Dataset records:
◆ ◆ ◆ ◆ ◆ ◆ ◆

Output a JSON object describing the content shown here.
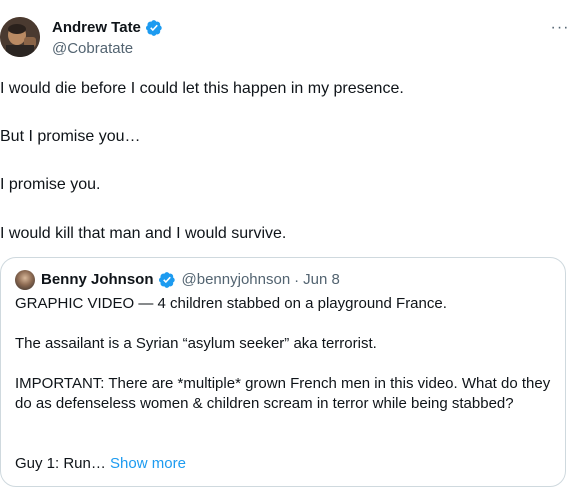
{
  "author": {
    "display_name": "Andrew Tate",
    "handle": "@Cobratate"
  },
  "tweet": {
    "lines": [
      "I would die before I could let this happen in my presence.",
      "But I promise you…",
      "I promise you.",
      "I would kill that man and I would survive."
    ]
  },
  "more_menu": {
    "glyph": "···"
  },
  "quote": {
    "display_name": "Benny Johnson",
    "handle": "@bennyjohnson",
    "separator": "·",
    "date": "Jun 8",
    "paragraphs": [
      "GRAPHIC VIDEO — 4 children stabbed on a playground France.",
      "The assailant is a Syrian “asylum seeker” aka terrorist.",
      "IMPORTANT: There are *multiple* grown French men in this video. What do they do as defenseless women & children scream in terror while being stabbed?",
      "Guy 1: Run…"
    ],
    "show_more": "Show more"
  },
  "colors": {
    "verified": "#1d9bf0",
    "secondary_text": "#536471",
    "link": "#1d9bf0",
    "border": "#cfd9de"
  },
  "icons": {
    "verified": "verified-badge-icon",
    "more": "more-horizontal-icon"
  }
}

◆ ◆ ◆ ◆ ◆ ◆ ◆

*WORK TO COMPLETE*
Among the lines of the data above, determine how many contain the word "children". Report the number alone.

*TASK ANSWER*
2